*Exercise directions*: Would it be possible to write out each entry below exactly, without the pictures?

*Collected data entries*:
>> BEGIN
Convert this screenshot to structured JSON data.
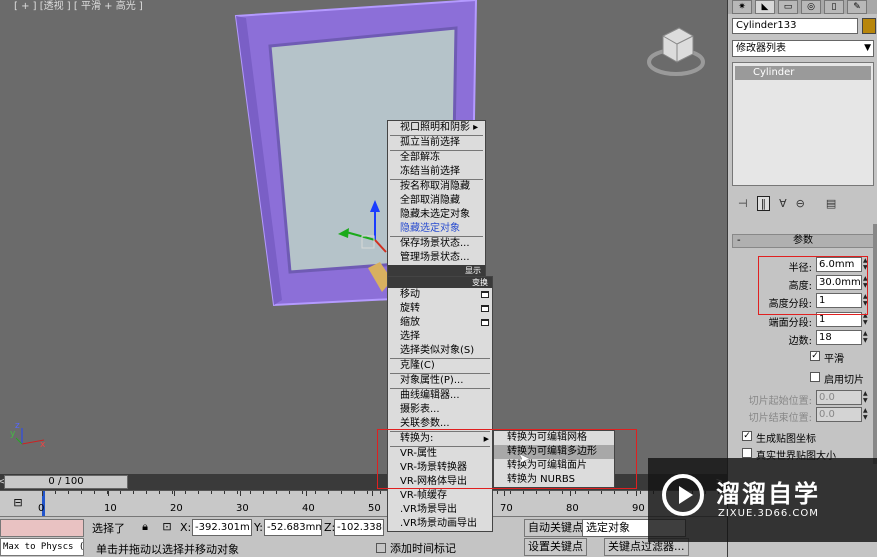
{
  "viewport": {
    "label": "[ + ] [透视 ] [ 平滑 + 高光 ]"
  },
  "command_panel": {
    "object_name": "Cylinder133",
    "object_color": "#b8860b",
    "modifier_list": "修改器列表",
    "stack_items": [
      "Cylinder"
    ],
    "rollout_title": "参数",
    "params": [
      {
        "label": "半径:",
        "value": "6.0mm"
      },
      {
        "label": "高度:",
        "value": "30.0mm"
      },
      {
        "label": "高度分段:",
        "value": "1"
      },
      {
        "label": "端面分段:",
        "value": "1"
      },
      {
        "label": "边数:",
        "value": "18"
      }
    ],
    "smooth_label": "平滑",
    "slice_on_label": "启用切片",
    "slice_from_label": "切片起始位置:",
    "slice_from_value": "0.0",
    "slice_to_label": "切片结束位置:",
    "slice_to_value": "0.0",
    "gen_map_label": "生成贴图坐标",
    "real_world_label": "真实世界贴图大小"
  },
  "quad_menu": {
    "top_header": "显示",
    "top_items": [
      {
        "label": "视口照明和阴影 ▸",
        "submenu": true
      },
      {
        "label": "孤立当前选择"
      },
      {
        "label": "全部解冻"
      },
      {
        "label": "冻结当前选择"
      },
      {
        "label": "按名称取消隐藏"
      },
      {
        "label": "全部取消隐藏"
      },
      {
        "label": "隐藏未选定对象"
      },
      {
        "label": "隐藏选定对象"
      },
      {
        "label": "保存场景状态..."
      },
      {
        "label": "管理场景状态..."
      }
    ],
    "bottom_header": "变换",
    "bottom_items": [
      {
        "label": "移动"
      },
      {
        "label": "旋转"
      },
      {
        "label": "缩放"
      },
      {
        "label": "选择"
      },
      {
        "label": "选择类似对象(S)"
      },
      {
        "label": "克隆(C)"
      },
      {
        "label": "对象属性(P)..."
      },
      {
        "label": "曲线编辑器..."
      },
      {
        "label": "摄影表..."
      },
      {
        "label": "关联参数..."
      },
      {
        "label": "转换为:"
      },
      {
        "label": "VR-属性"
      },
      {
        "label": "VR-场景转换器"
      },
      {
        "label": "VR-网格体导出"
      },
      {
        "label": "VR-帧缓存"
      },
      {
        "label": ".VR场景导出"
      },
      {
        "label": ".VR场景动画导出"
      }
    ],
    "convert_submenu": [
      "转换为可编辑网格",
      "转换为可编辑多边形",
      "转换为可编辑面片",
      "转换为 NURBS"
    ]
  },
  "timeline": {
    "slider_label": "0 / 100",
    "ticks": [
      "0",
      "10",
      "20",
      "30",
      "40",
      "50",
      "60",
      "70",
      "80",
      "90"
    ]
  },
  "status": {
    "listener_text": "Max to Physcs (",
    "selection": "选择了",
    "x_label": "X:",
    "x_value": "-392.301m",
    "y_label": "Y:",
    "y_value": "-52.683mm",
    "z_label": "Z:",
    "z_value": "-102.338m",
    "prompt": "单击并拖动以选择并移动对象",
    "add_time_tag": "添加时间标记",
    "auto_key": "自动关键点",
    "set_key": "设置关键点",
    "selected_object": "选定对象",
    "key_filters": "关键点过滤器..."
  },
  "watermark": {
    "title": "溜溜自学",
    "url": "ZIXUE.3D66.COM"
  }
}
>> END
*Expected answer*:
Convert this screenshot to structured JSON data.
{
  "viewport": {
    "label": "[ + ] [透视 ] [ 平滑 + 高光 ]"
  },
  "command_panel": {
    "object_name": "Cylinder133",
    "object_color": "#b8860b",
    "modifier_list": "修改器列表",
    "stack_items": [
      "Cylinder"
    ],
    "rollout_title": "参数",
    "params": [
      {
        "label": "半径:",
        "value": "6.0mm"
      },
      {
        "label": "高度:",
        "value": "30.0mm"
      },
      {
        "label": "高度分段:",
        "value": "1"
      },
      {
        "label": "端面分段:",
        "value": "1"
      },
      {
        "label": "边数:",
        "value": "18"
      }
    ],
    "smooth_label": "平滑",
    "slice_on_label": "启用切片",
    "slice_from_label": "切片起始位置:",
    "slice_from_value": "0.0",
    "slice_to_label": "切片结束位置:",
    "slice_to_value": "0.0",
    "gen_map_label": "生成贴图坐标",
    "real_world_label": "真实世界贴图大小"
  },
  "quad_menu": {
    "top_header": "显示",
    "top_items": [
      {
        "label": "视口照明和阴影 ▸",
        "submenu": true
      },
      {
        "label": "孤立当前选择"
      },
      {
        "label": "全部解冻"
      },
      {
        "label": "冻结当前选择"
      },
      {
        "label": "按名称取消隐藏"
      },
      {
        "label": "全部取消隐藏"
      },
      {
        "label": "隐藏未选定对象"
      },
      {
        "label": "隐藏选定对象"
      },
      {
        "label": "保存场景状态..."
      },
      {
        "label": "管理场景状态..."
      }
    ],
    "bottom_header": "变换",
    "bottom_items": [
      {
        "label": "移动"
      },
      {
        "label": "旋转"
      },
      {
        "label": "缩放"
      },
      {
        "label": "选择"
      },
      {
        "label": "选择类似对象(S)"
      },
      {
        "label": "克隆(C)"
      },
      {
        "label": "对象属性(P)..."
      },
      {
        "label": "曲线编辑器..."
      },
      {
        "label": "摄影表..."
      },
      {
        "label": "关联参数..."
      },
      {
        "label": "转换为:"
      },
      {
        "label": "VR-属性"
      },
      {
        "label": "VR-场景转换器"
      },
      {
        "label": "VR-网格体导出"
      },
      {
        "label": "VR-帧缓存"
      },
      {
        "label": ".VR场景导出"
      },
      {
        "label": ".VR场景动画导出"
      }
    ],
    "convert_submenu": [
      "转换为可编辑网格",
      "转换为可编辑多边形",
      "转换为可编辑面片",
      "转换为 NURBS"
    ]
  },
  "timeline": {
    "slider_label": "0 / 100",
    "ticks": [
      "0",
      "10",
      "20",
      "30",
      "40",
      "50",
      "60",
      "70",
      "80",
      "90"
    ]
  },
  "status": {
    "listener_text": "Max to Physcs (",
    "selection": "选择了",
    "x_label": "X:",
    "x_value": "-392.301m",
    "y_label": "Y:",
    "y_value": "-52.683mm",
    "z_label": "Z:",
    "z_value": "-102.338m",
    "prompt": "单击并拖动以选择并移动对象",
    "add_time_tag": "添加时间标记",
    "auto_key": "自动关键点",
    "set_key": "设置关键点",
    "selected_object": "选定对象",
    "key_filters": "关键点过滤器..."
  },
  "watermark": {
    "title": "溜溜自学",
    "url": "ZIXUE.3D66.COM"
  }
}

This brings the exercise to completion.